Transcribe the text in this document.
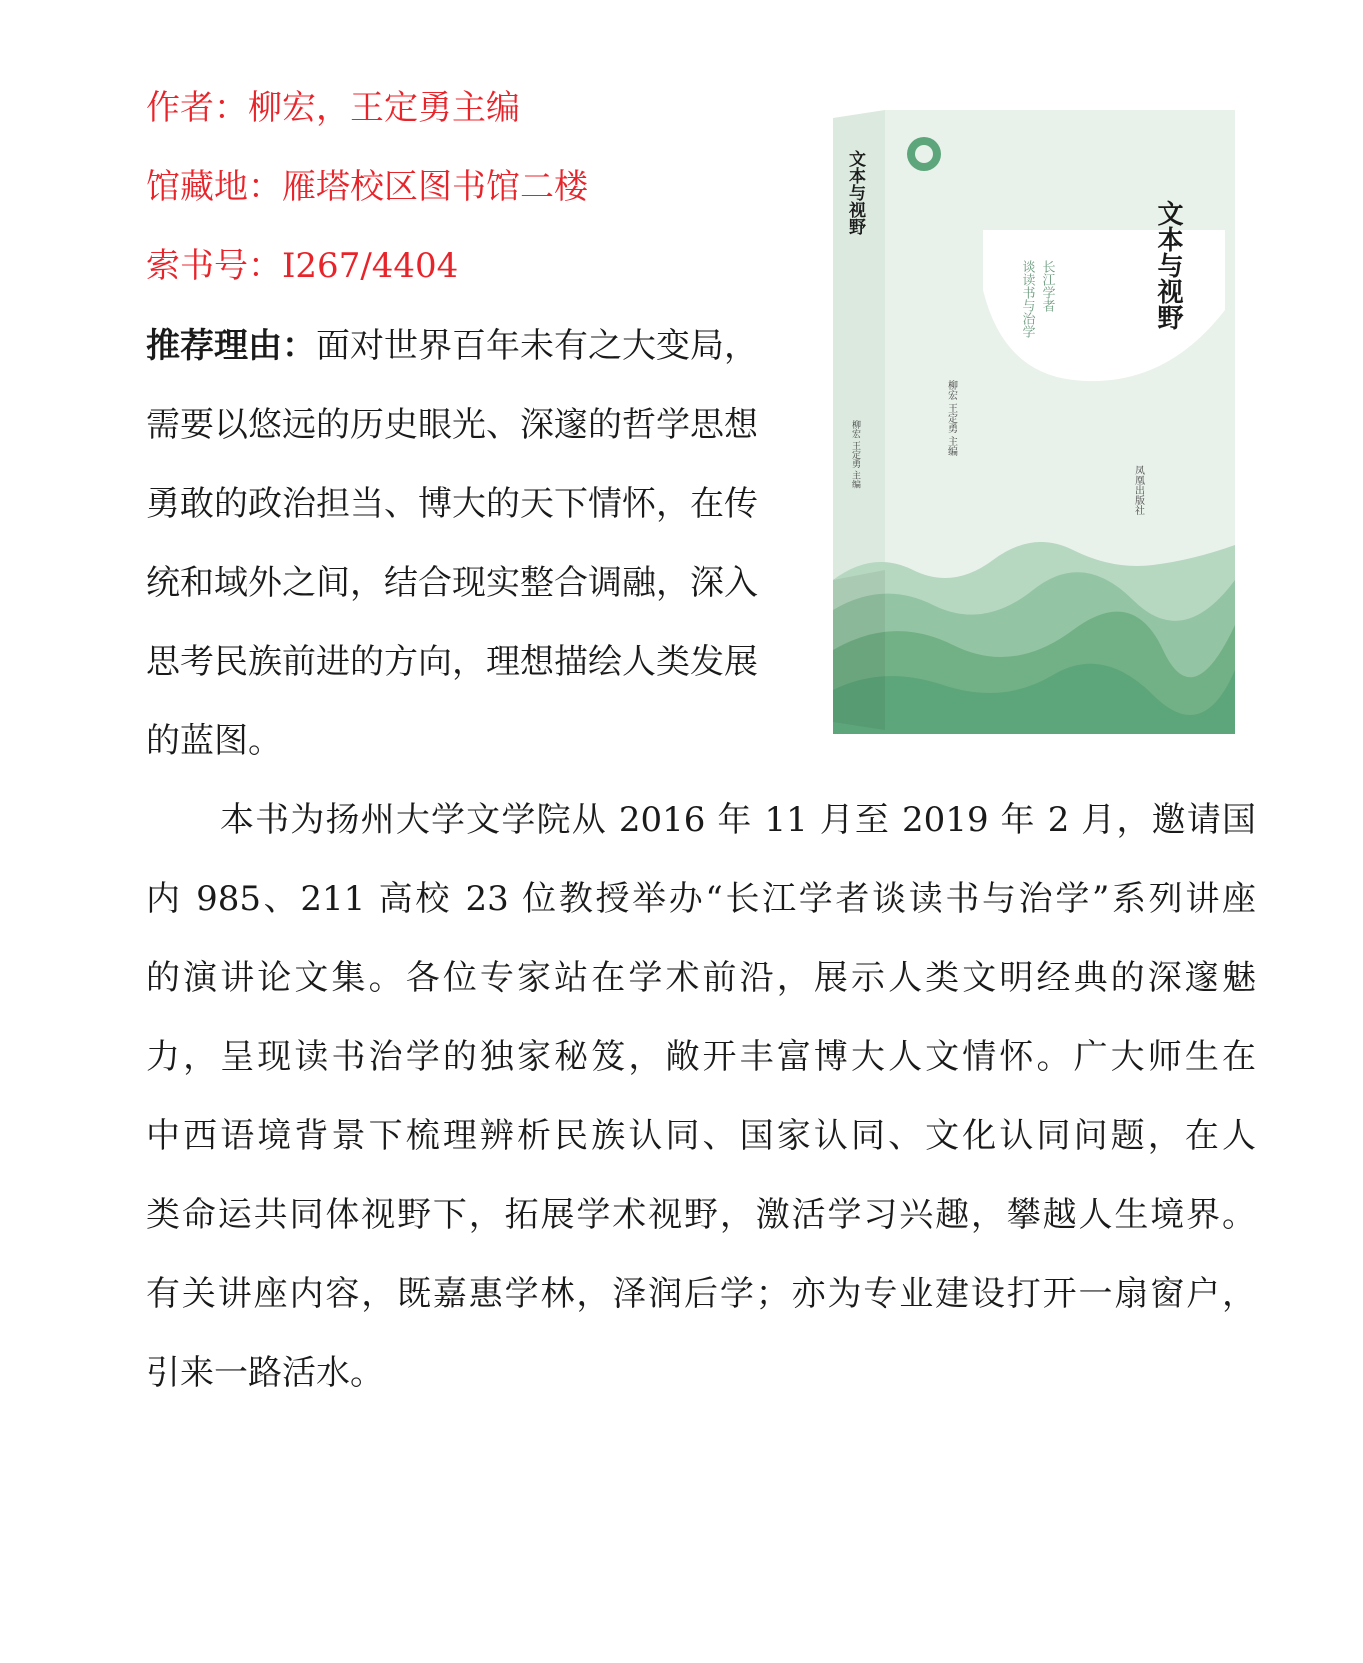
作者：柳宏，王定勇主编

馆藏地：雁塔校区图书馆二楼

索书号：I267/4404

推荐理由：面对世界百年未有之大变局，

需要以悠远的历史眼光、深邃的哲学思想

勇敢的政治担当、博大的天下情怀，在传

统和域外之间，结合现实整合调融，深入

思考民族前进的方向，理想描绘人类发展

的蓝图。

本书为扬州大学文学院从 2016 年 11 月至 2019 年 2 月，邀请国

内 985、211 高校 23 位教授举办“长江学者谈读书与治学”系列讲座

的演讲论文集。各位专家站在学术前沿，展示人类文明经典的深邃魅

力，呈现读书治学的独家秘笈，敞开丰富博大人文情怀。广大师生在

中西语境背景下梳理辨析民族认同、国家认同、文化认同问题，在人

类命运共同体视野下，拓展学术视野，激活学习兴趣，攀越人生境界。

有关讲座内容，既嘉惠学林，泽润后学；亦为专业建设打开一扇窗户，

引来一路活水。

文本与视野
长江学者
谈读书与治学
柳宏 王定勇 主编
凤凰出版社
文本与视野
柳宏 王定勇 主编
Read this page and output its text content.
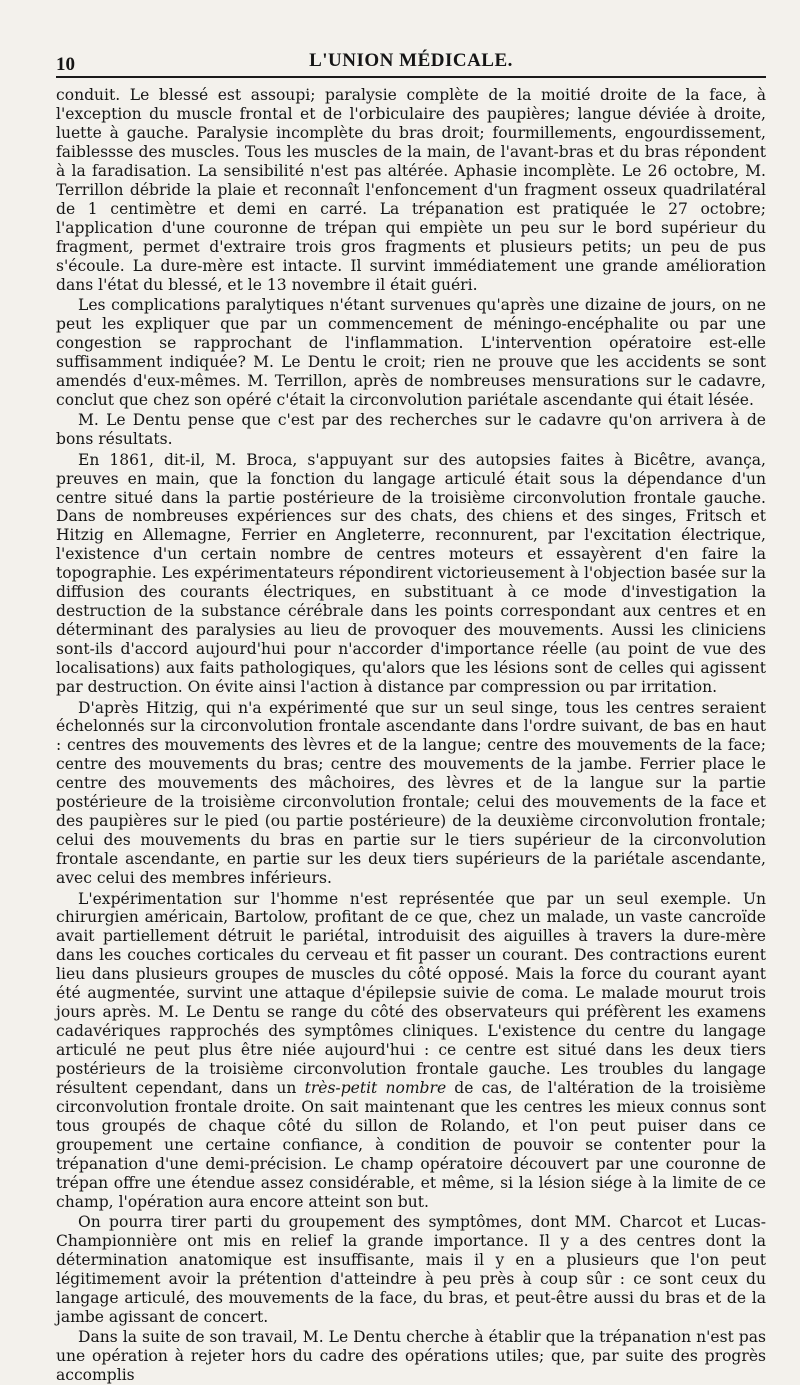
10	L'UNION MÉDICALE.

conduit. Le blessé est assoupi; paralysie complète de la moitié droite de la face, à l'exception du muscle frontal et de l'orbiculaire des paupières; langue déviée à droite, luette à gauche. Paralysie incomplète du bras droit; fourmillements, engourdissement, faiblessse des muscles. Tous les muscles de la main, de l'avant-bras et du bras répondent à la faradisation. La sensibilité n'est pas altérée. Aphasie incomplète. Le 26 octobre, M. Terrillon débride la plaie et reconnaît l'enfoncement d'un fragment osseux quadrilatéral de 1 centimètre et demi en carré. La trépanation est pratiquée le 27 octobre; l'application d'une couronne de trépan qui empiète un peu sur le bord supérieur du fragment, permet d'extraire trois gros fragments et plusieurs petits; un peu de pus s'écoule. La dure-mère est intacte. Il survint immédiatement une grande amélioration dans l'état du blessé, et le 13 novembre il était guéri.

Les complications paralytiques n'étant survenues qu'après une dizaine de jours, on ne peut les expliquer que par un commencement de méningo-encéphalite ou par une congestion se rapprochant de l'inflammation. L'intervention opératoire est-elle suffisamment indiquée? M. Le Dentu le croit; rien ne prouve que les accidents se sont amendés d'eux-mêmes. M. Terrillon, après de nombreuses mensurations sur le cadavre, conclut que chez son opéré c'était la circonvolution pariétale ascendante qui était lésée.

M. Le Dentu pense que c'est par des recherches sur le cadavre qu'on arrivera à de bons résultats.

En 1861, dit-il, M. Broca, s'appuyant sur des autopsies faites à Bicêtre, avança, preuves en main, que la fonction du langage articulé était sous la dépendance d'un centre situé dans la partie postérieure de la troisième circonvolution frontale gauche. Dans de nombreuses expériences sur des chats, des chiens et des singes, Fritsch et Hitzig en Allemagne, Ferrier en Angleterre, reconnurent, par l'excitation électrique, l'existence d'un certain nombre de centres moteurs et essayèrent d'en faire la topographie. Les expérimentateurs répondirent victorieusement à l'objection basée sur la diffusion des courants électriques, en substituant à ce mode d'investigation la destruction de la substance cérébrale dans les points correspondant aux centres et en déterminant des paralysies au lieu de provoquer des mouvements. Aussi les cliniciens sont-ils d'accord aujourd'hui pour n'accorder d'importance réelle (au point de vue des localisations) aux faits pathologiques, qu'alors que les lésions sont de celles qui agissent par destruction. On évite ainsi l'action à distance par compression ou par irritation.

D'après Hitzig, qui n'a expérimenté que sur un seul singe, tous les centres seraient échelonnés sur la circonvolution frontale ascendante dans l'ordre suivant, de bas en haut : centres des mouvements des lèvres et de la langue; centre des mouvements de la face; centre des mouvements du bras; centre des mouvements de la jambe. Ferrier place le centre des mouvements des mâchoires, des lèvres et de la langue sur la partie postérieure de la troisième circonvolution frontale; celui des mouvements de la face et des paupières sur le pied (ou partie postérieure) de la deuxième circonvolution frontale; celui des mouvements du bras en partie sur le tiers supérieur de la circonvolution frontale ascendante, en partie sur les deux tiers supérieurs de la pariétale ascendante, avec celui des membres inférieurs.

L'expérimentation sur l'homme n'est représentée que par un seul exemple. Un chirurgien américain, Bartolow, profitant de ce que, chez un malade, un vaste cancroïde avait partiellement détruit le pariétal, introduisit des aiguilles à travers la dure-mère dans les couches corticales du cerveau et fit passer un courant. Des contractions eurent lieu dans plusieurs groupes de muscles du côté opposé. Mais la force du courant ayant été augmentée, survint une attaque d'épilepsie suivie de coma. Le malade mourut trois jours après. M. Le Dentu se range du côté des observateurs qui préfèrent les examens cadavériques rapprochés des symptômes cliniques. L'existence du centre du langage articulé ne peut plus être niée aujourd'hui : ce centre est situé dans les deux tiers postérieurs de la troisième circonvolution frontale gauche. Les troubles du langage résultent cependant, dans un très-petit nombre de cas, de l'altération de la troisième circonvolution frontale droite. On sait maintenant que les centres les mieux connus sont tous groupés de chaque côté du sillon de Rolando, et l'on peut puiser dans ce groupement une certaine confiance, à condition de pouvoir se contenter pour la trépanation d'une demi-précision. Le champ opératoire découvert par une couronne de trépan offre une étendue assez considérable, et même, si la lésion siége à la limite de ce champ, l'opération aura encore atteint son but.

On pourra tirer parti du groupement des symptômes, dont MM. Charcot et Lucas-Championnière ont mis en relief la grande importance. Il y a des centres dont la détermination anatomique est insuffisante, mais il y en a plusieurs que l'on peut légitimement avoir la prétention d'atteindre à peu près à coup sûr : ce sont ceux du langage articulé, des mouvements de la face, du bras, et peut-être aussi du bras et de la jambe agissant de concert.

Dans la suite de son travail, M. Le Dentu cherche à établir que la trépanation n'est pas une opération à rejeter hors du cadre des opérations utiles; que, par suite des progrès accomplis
________________________________________
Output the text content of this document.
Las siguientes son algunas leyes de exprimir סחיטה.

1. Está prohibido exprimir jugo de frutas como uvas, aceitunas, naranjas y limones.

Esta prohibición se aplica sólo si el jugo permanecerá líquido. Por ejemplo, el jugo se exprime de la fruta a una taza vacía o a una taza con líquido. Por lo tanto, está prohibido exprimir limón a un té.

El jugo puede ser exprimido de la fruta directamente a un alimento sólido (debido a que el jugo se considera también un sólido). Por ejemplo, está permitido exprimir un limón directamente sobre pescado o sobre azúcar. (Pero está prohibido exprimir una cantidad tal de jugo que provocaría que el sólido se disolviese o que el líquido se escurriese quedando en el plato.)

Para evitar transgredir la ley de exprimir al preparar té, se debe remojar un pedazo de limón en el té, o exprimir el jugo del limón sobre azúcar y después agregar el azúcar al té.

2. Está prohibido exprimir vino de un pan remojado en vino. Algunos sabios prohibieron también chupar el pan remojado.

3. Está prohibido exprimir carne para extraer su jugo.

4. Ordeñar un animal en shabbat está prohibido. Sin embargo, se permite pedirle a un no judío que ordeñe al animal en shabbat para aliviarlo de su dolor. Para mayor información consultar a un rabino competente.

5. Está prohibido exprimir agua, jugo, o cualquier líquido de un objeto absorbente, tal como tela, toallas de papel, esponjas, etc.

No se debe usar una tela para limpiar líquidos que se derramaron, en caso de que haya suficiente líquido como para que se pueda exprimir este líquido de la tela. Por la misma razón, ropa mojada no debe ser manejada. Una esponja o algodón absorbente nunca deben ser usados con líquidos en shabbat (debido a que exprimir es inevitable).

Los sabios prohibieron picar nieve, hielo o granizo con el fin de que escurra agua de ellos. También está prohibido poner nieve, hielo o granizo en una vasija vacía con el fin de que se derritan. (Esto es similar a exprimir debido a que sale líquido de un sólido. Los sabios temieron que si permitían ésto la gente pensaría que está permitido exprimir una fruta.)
________________________________________
_The task_
Search the entries for the word "ejemplo", then list each line that holds it.

_Expected answer_
Esta prohibición se aplica sólo si el jugo permanecerá líquido. Por ejemplo, el jugo se exprime de la fruta a una taza vacía o a una taza con líquido. Por lo tanto, está prohibido exprimir limón a un té.
El jugo puede ser exprimido de la fruta directamente a un alimento sólido (debido a que el jugo se considera también un sólido). Por ejemplo, está permitido exprimir un limón directamente sobre pescado o sobre azúcar. (Pero está prohibido exprimir una cantidad tal de jugo que provocaría que el sólido se disolviese o que el líquido se escurriese quedando en el plato.)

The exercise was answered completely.